## Request
Reproduce the lines of the material below without change, beginning at the line that contains "104, 1418, 144)" and stopping after the line that contains "bar (128, 363, 1192, 369)".

----

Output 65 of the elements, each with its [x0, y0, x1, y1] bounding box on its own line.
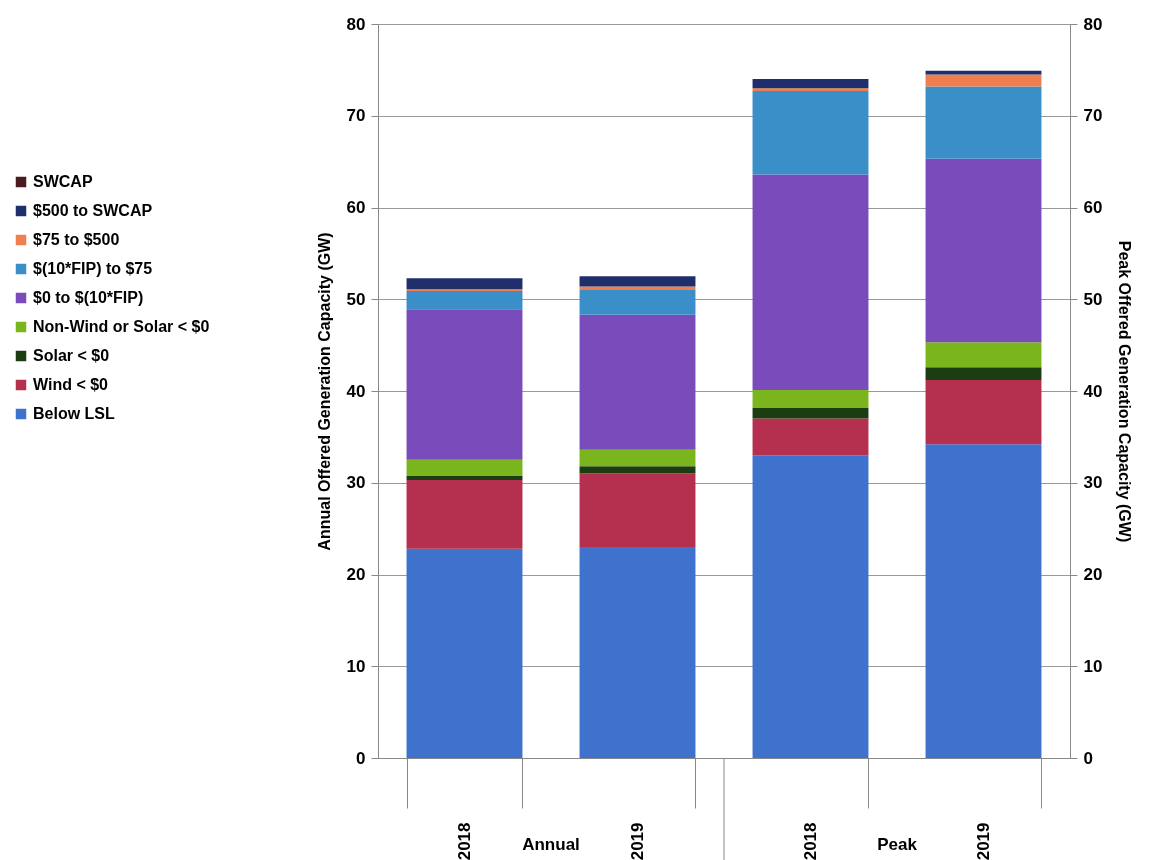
bar [925, 367, 1042, 380]
bar [406, 475, 523, 480]
y-tick-label: 70 [346, 106, 366, 126]
bar [752, 174, 869, 391]
bar [752, 79, 869, 89]
legend-label: $0 to $(10*FIP) [33, 289, 144, 306]
bar [579, 473, 696, 547]
y2-tick-label: 70 [1083, 106, 1103, 126]
bar [752, 90, 869, 175]
bar [406, 548, 523, 758]
legend-label: Wind < $0 [33, 376, 109, 393]
y2-tick-label: 80 [1083, 14, 1103, 34]
y2-tick-label: 10 [1083, 656, 1103, 676]
bar [925, 342, 1042, 368]
bar [752, 88, 869, 91]
y2-tick-label: 50 [1083, 289, 1103, 309]
bar [579, 290, 696, 315]
bar [406, 459, 523, 476]
legend-label: $500 to SWCAP [33, 202, 153, 219]
x-tick-label: 2019 [628, 822, 647, 860]
bar [925, 444, 1042, 758]
text: Peak [877, 835, 918, 854]
legend-label: SWCAP [33, 173, 93, 190]
x-tick-label: 2019 [974, 822, 993, 860]
bar [579, 276, 696, 287]
bar [925, 74, 1042, 87]
y-tick-label: 80 [346, 14, 366, 34]
bar [752, 455, 869, 758]
legend-label: $(10*FIP) to $75 [33, 260, 153, 277]
bar [579, 449, 696, 467]
y2-tick-label: 40 [1083, 381, 1103, 401]
bar [579, 286, 696, 291]
y-tick-label: 20 [346, 565, 366, 584]
y2-tick-label: 0 [1083, 748, 1093, 768]
x-tick-label: 2018 [455, 822, 474, 860]
legend-label: Non-Wind or Solar < $0 [33, 318, 210, 335]
y-tick-label: 60 [346, 198, 366, 217]
y-axis-title: Annual Offered Generation Capacity (GW) [315, 232, 333, 551]
y-tick-label: 30 [346, 473, 366, 493]
bar [752, 407, 869, 419]
bar [406, 290, 523, 310]
bar [925, 379, 1042, 445]
y2-axis-title: Peak Offered Generation Capacity (GW) [1116, 240, 1134, 543]
y2-tick-label: 30 [1083, 473, 1103, 493]
y-tick-label: 0 [356, 748, 366, 768]
bar [406, 278, 523, 290]
y2-tick-label: 20 [1083, 565, 1103, 584]
bar [925, 158, 1042, 343]
bar [925, 86, 1042, 159]
bar [579, 546, 696, 758]
legend-label: Below LSL [33, 405, 116, 422]
bar [579, 466, 696, 474]
bar [752, 390, 869, 408]
bar [579, 314, 696, 450]
bar [406, 480, 523, 549]
y2-tick-label: 60 [1083, 198, 1103, 217]
bar [752, 418, 869, 456]
x-tick-label: 2018 [801, 822, 820, 860]
y-tick-label: 40 [346, 381, 366, 401]
y-tick-label: 50 [346, 289, 366, 309]
text: Annual [522, 835, 580, 854]
legend-label: Solar < $0 [33, 347, 110, 364]
legend-label: $75 to $500 [33, 231, 120, 248]
y-tick-label: 10 [346, 656, 366, 676]
bar [406, 309, 523, 460]
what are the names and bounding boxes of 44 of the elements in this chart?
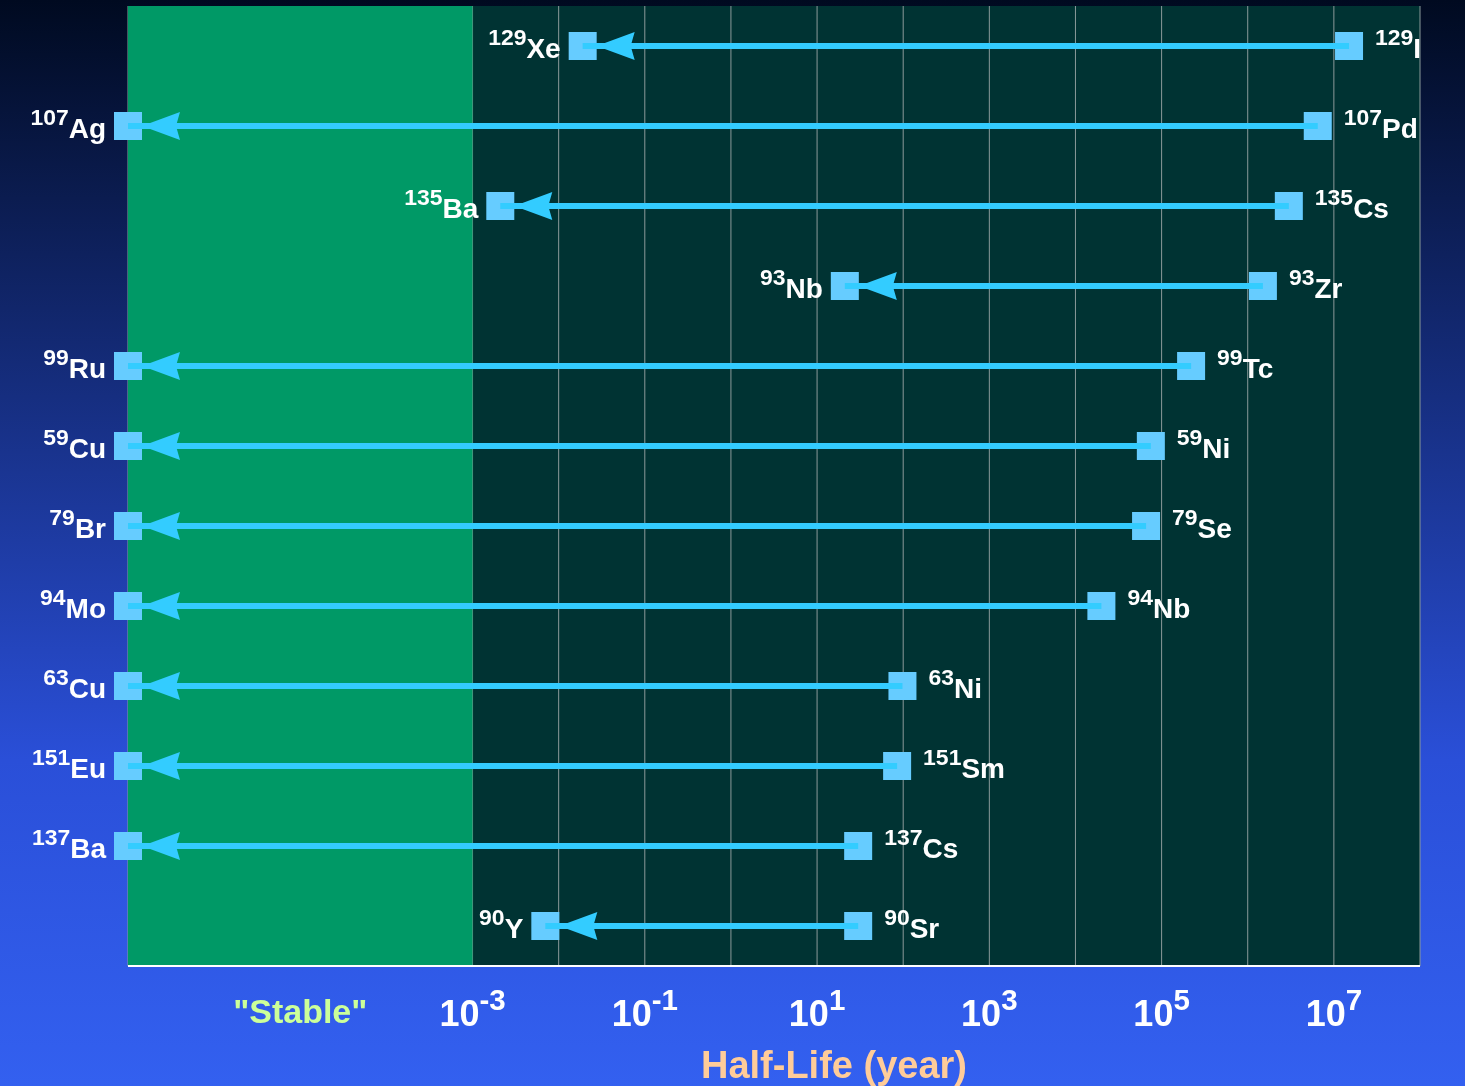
y-tick-label: $^{107}$Pd (1343, 104, 1418, 144)
y-tick-label: $^{151}$Sm (923, 744, 1005, 784)
annotation: $^{90}$Y (479, 904, 524, 944)
y-tick-label: $^{79}$Se (1172, 504, 1232, 544)
x-tick-label: 10$^{-1}$ (611, 982, 678, 1034)
bar (582, 43, 1350, 49)
annotation: $^{93}$Nb (759, 264, 823, 304)
bar (128, 443, 1151, 449)
annotation: $^{129}$Xe (488, 24, 561, 64)
x-axis-title: Half-Life (year) (700, 1044, 968, 1086)
y-tick-label: $^{59}$Ni (1176, 424, 1231, 464)
annotation: $^{135}$Ba (404, 184, 479, 224)
bar (128, 603, 1102, 609)
y-tick-label: $^{93}$Zr (1288, 264, 1343, 304)
bar (128, 843, 859, 849)
bar (545, 923, 859, 929)
y-tick-label: $^{99}$Tc (1217, 344, 1274, 384)
annotation: $^{79}$Br (49, 504, 107, 544)
x-tick-label: 10$^{3}$ (961, 982, 1018, 1034)
annotation: $^{151}$Eu (31, 744, 106, 784)
annotation: $^{63}$Cu (43, 664, 106, 704)
y-tick-label: $^{129}$I (1375, 24, 1422, 64)
bar (128, 523, 1147, 529)
bar (128, 123, 1318, 129)
annotation: $^{59}$Cu (43, 424, 106, 464)
y-tick-label: $^{94}$Nb (1127, 584, 1191, 624)
bar (128, 363, 1192, 369)
bar (128, 683, 903, 689)
annotation: $^{107}$Ag (30, 104, 106, 144)
x-tick-label: 10$^{-3}$ (439, 982, 506, 1034)
annotation: $^{137}$Ba (31, 824, 107, 864)
band-label: "Stable" (233, 992, 368, 1030)
y-tick-label: $^{90}$Sr (884, 904, 940, 944)
y-tick-label: $^{135}$Cs (1314, 184, 1389, 224)
bar (500, 203, 1289, 209)
x-tick-label: 10$^{1}$ (788, 982, 846, 1034)
bar (844, 283, 1263, 289)
annotation: $^{99}$Ru (43, 344, 106, 384)
x-tick-label: 10$^{5}$ (1133, 982, 1190, 1034)
y-tick-label: $^{63}$Ni (928, 664, 982, 704)
y-tick-label: $^{137}$Cs (884, 824, 959, 864)
x-tick-label: 10$^{7}$ (1305, 982, 1363, 1034)
bar (128, 763, 898, 769)
annotation: $^{94}$Mo (40, 584, 106, 624)
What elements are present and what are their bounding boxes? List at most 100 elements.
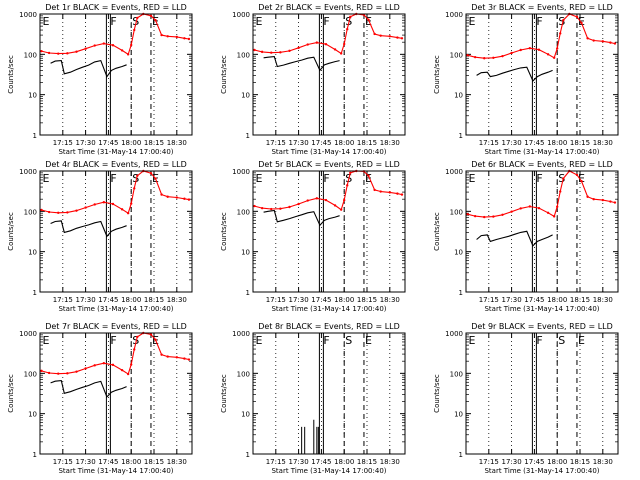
y-axis-label: Counts/sec (7, 374, 15, 413)
lld-point (324, 198, 328, 202)
lld-point (343, 198, 346, 202)
flag-label-e: E (365, 15, 372, 28)
lld-point (136, 174, 139, 178)
lld-point (102, 42, 106, 45)
x-axis-label: Start Time (31-May-14 17:00:40) (484, 148, 599, 156)
plot-frame (252, 13, 406, 136)
flag-label-e: E (469, 15, 476, 28)
lld-point (160, 33, 163, 37)
x-tick-label: 17:45 (98, 458, 118, 466)
flag-label-f: F (536, 334, 542, 347)
y-tick-label: 100 (450, 51, 463, 59)
y-tick-label: 10 (28, 411, 37, 419)
x-tick-label: 18:30 (593, 296, 613, 304)
x-tick-label: 18:15 (144, 296, 164, 304)
chart-panel: Det 6r BLACK = Events, RED = LLD 1 10 100 10… (433, 160, 619, 313)
y-axis-label: Counts/sec (220, 55, 228, 94)
lld-point (388, 191, 391, 194)
chart-title: Det 4r BLACK = Events, RED = LLD (45, 160, 187, 169)
y-axis-label: Counts/sec (7, 55, 15, 94)
events-rate-line (50, 220, 127, 238)
y-tick-label: 100 (24, 51, 37, 59)
chart-panel: Det 3r BLACK = Events, RED = LLD 1 10 100 10… (433, 3, 619, 156)
flag-label-s: S (558, 15, 565, 28)
lld-point (324, 43, 328, 46)
plot-frame (39, 332, 193, 455)
lld-point (586, 195, 589, 198)
lld-rate-line (41, 332, 190, 375)
flag-label-e: E (256, 15, 263, 28)
x-tick-label: 17:15 (53, 139, 73, 147)
lld-rate-line (41, 170, 190, 215)
x-tick-label: 17:30 (289, 139, 309, 147)
y-tick-label: 1 (33, 132, 37, 140)
y-axis-label: Counts/sec (433, 55, 441, 94)
y-tick-label: 100 (450, 370, 463, 378)
x-tick-label: 17:30 (76, 139, 96, 147)
x-tick-label: 18:30 (593, 139, 613, 147)
lld-point (339, 208, 343, 211)
x-tick-label: 18:15 (357, 296, 377, 304)
plot-frame (39, 13, 193, 136)
lld-point (613, 201, 617, 204)
lld-point (183, 197, 186, 200)
x-axis-label: Start Time (31-May-14 17:00:40) (484, 467, 599, 475)
y-tick-label: 100 (237, 51, 250, 59)
lld-point (154, 338, 157, 341)
lld-point (149, 333, 153, 336)
plot-frame (465, 332, 619, 455)
lld-point (166, 195, 169, 198)
flag-label-s: S (132, 334, 139, 347)
lld-point (75, 209, 78, 212)
x-tick-label: 17:45 (98, 139, 118, 147)
x-tick-label: 17:15 (479, 296, 499, 304)
x-tick-label: 18:00 (121, 296, 141, 304)
lld-point (400, 193, 404, 196)
x-tick-label: 17:15 (266, 458, 286, 466)
events-rate-line (476, 230, 553, 247)
lld-point (528, 46, 532, 50)
flag-label-f: F (323, 334, 329, 347)
lld-point (379, 34, 382, 37)
lld-point (47, 210, 51, 214)
lld-point (57, 372, 60, 375)
x-tick-label: 17:30 (502, 296, 522, 304)
lld-point (559, 190, 562, 193)
lld-point (187, 198, 191, 201)
events-rate-line (50, 59, 127, 78)
y-tick-label: 1 (459, 289, 463, 297)
x-tick-label: 17:15 (53, 296, 73, 304)
x-tick-label: 17:45 (311, 139, 331, 147)
chart-panel: Det 1r BLACK = Events, RED = LLD 1 10 100 10… (7, 3, 193, 156)
lld-rate-line (254, 170, 403, 211)
lld-point (586, 37, 589, 40)
y-tick-label: 10 (241, 249, 250, 257)
x-tick-label: 18:00 (121, 139, 141, 147)
x-tick-label: 18:15 (570, 139, 590, 147)
x-tick-label: 17:30 (76, 296, 96, 304)
lld-point (288, 205, 291, 209)
y-tick-label: 1000 (232, 11, 250, 19)
lld-point (396, 192, 399, 195)
lld-point (126, 372, 130, 376)
lld-point (130, 202, 133, 205)
lld-point (154, 177, 157, 180)
lld-point (279, 51, 282, 54)
x-tick-label: 18:30 (167, 458, 187, 466)
y-tick-label: 1000 (445, 11, 463, 19)
lld-point (120, 208, 124, 211)
flag-label-e: E (43, 15, 50, 28)
x-tick-label: 18:00 (121, 458, 141, 466)
plot-frame (252, 332, 406, 455)
flag-label-f: F (536, 172, 542, 185)
x-tick-label: 18:00 (547, 458, 567, 466)
lld-point (373, 32, 376, 36)
y-axis-label: Counts/sec (220, 374, 228, 413)
lld-point (187, 37, 191, 41)
x-tick-label: 17:15 (53, 458, 73, 466)
lld-point (580, 179, 583, 183)
x-tick-label: 17:30 (289, 296, 309, 304)
lld-point (492, 56, 495, 60)
y-tick-label: 1 (459, 451, 463, 459)
lld-point (613, 42, 617, 45)
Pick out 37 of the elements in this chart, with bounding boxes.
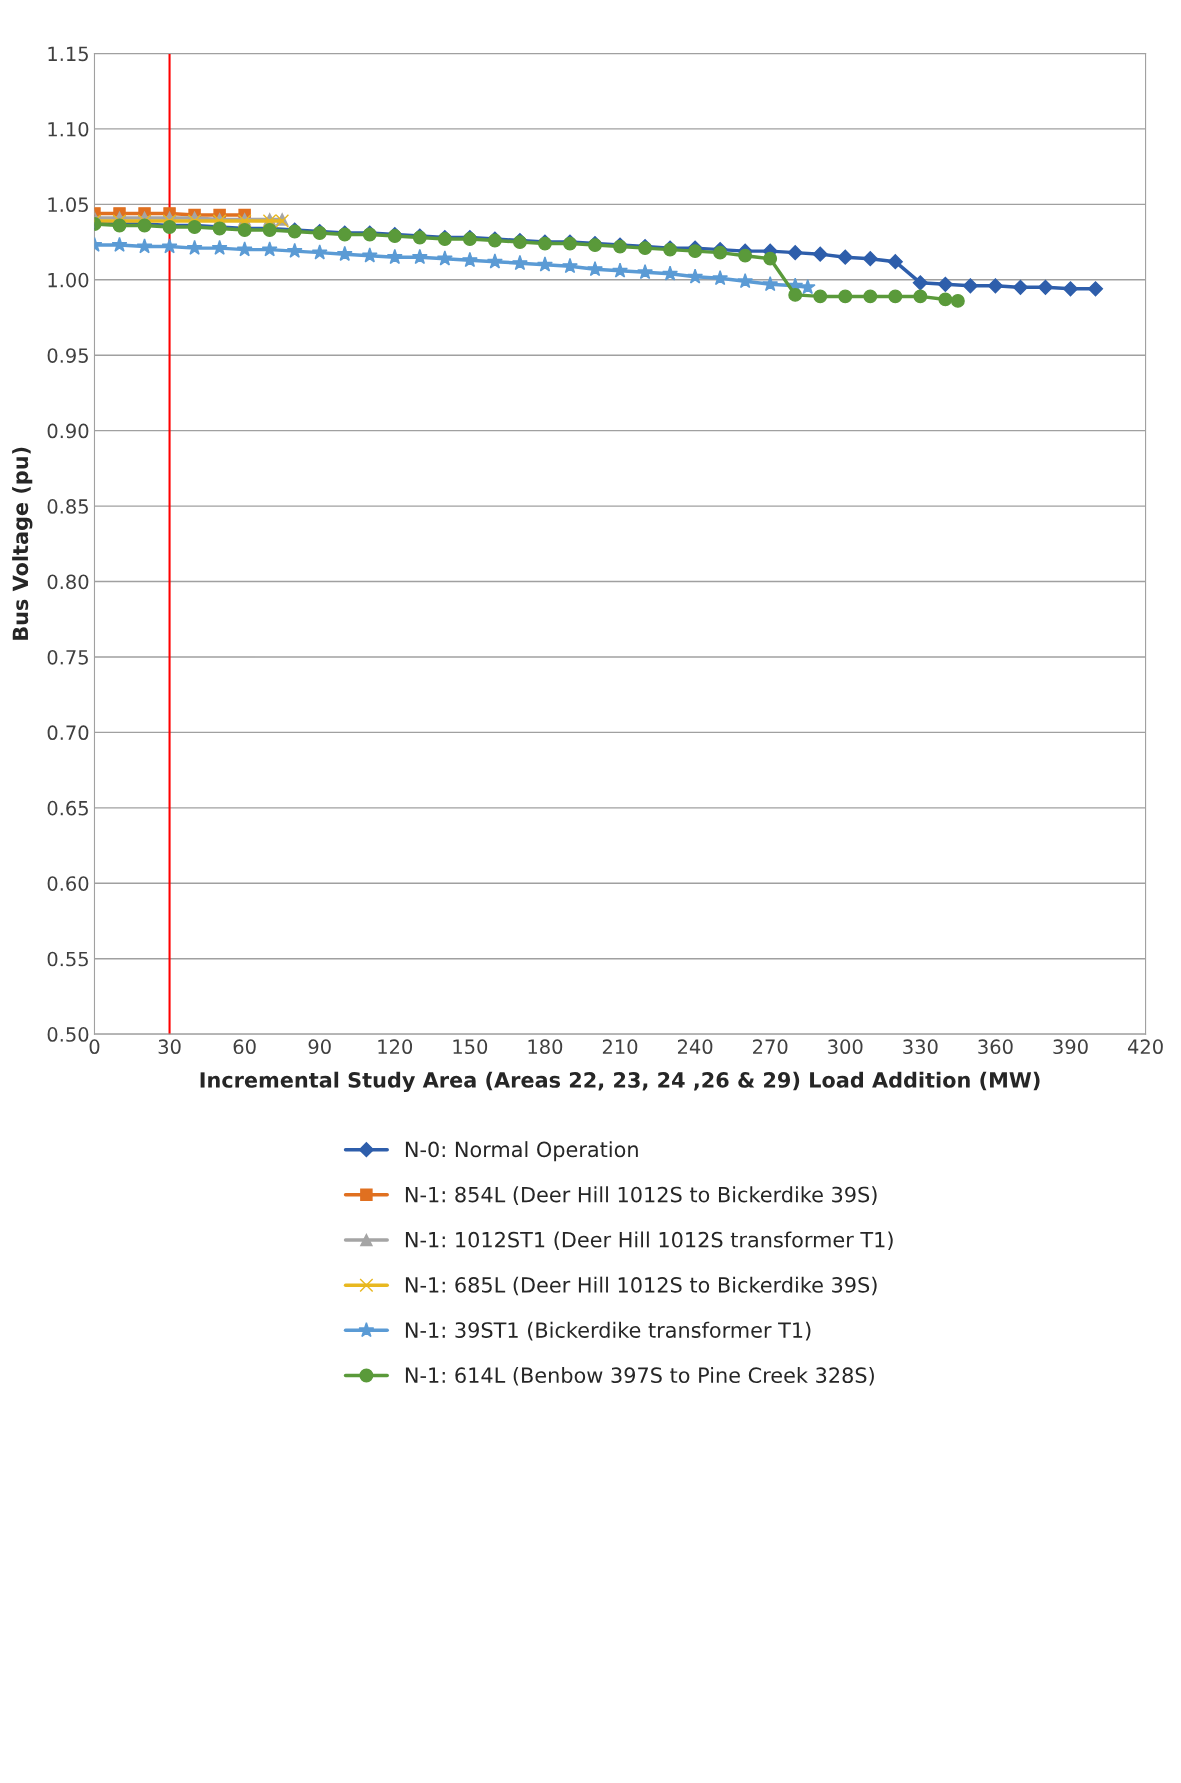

----

## Response to the task
y-tick-label: $^{107}$Pd (1343, 104, 1418, 144)
y-tick-label: $^{151}$Sm (923, 744, 1005, 784)
annotation: $^{90}$Y (479, 904, 524, 944)
y-tick-label: $^{79}$Se (1172, 504, 1232, 544)
x-tick-label: 10$^{-1}$ (611, 982, 678, 1034)
bar (582, 43, 1350, 49)
annotation: $^{93}$Nb (759, 264, 823, 304)
bar (128, 443, 1151, 449)
annotation: $^{129}$Xe (488, 24, 561, 64)
x-axis-title: Half-Life (year) (700, 1044, 968, 1086)
y-tick-label: $^{59}$Ni (1176, 424, 1231, 464)
annotation: $^{135}$Ba (404, 184, 479, 224)
bar (128, 603, 1102, 609)
y-tick-label: $^{93}$Zr (1288, 264, 1343, 304)
bar (128, 843, 859, 849)
bar (545, 923, 859, 929)
y-tick-label: $^{99}$Tc (1217, 344, 1274, 384)
annotation: $^{79}$Br (49, 504, 107, 544)
x-tick-label: 10$^{3}$ (961, 982, 1018, 1034)
annotation: $^{151}$Eu (31, 744, 106, 784)
annotation: $^{63}$Cu (43, 664, 106, 704)
y-tick-label: $^{129}$I (1375, 24, 1422, 64)
bar (128, 523, 1147, 529)
bar (128, 123, 1318, 129)
annotation: $^{59}$Cu (43, 424, 106, 464)
y-tick-label: $^{94}$Nb (1127, 584, 1191, 624)
bar (128, 363, 1192, 369)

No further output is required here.